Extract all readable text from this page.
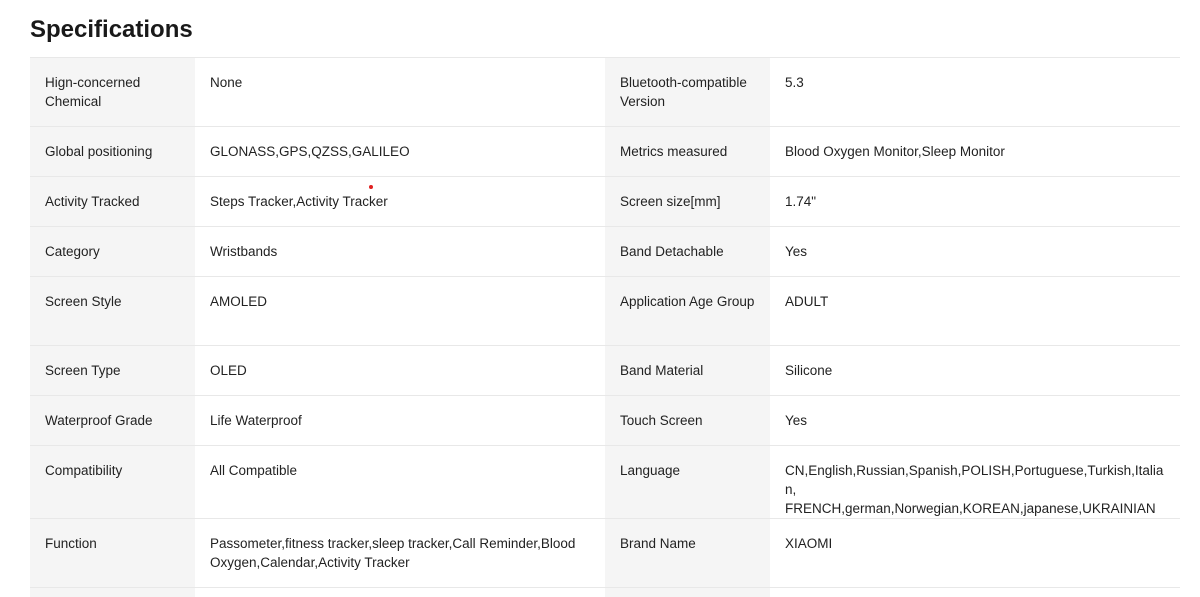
Specifications
Hign-concerned Chemical	None	Bluetooth-compatible Version	5.3
Global positioning	GLONASS,GPS,QZSS,GALILEO	Metrics measured	Blood Oxygen Monitor,Sleep Monitor
Activity Tracked	Steps Tracker,Activity Tracker	Screen size[mm]	1.74"
Category	Wristbands	Band Detachable	Yes
Screen Style	AMOLED	Application Age Group	ADULT
Screen Type	OLED	Band Material	Silicone
Waterproof Grade	Life Waterproof	Touch Screen	Yes
Compatibility	All Compatible	Language	CN,English,Russian,Spanish,POLISH,Portuguese,Turkish,Italian, FRENCH,german,Norwegian,KOREAN,japanese,UKRAINIAN
Function	Passometer,fitness tracker,sleep tracker,Call Reminder,Blood Oxygen,Calendar,Activity Tracker	Brand Name	XIAOMI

---------------

| WHAT TO DO |
Print each entry shown above with exact wording and no pictures.

| THE SOLUTION |
Extract all readable text from this page.
Specifications
Hign-concerned Chemical	None	Bluetooth-compatible Version	5.3
Global positioning	GLONASS,GPS,QZSS,GALILEO	Metrics measured	Blood Oxygen Monitor,Sleep Monitor
Activity Tracked	Steps Tracker,Activity Tracker	Screen size[mm]	1.74"
Category	Wristbands	Band Detachable	Yes
Screen Style	AMOLED	Application Age Group	ADULT
Screen Type	OLED	Band Material	Silicone
Waterproof Grade	Life Waterproof	Touch Screen	Yes
Compatibility	All Compatible	Language	CN,English,Russian,Spanish,POLISH,Portuguese,Turkish,Italian, FRENCH,german,Norwegian,KOREAN,japanese,UKRAINIAN
Function	Passometer,fitness tracker,sleep tracker,Call Reminder,Blood Oxygen,Calendar,Activity Tracker	Brand Name	XIAOMI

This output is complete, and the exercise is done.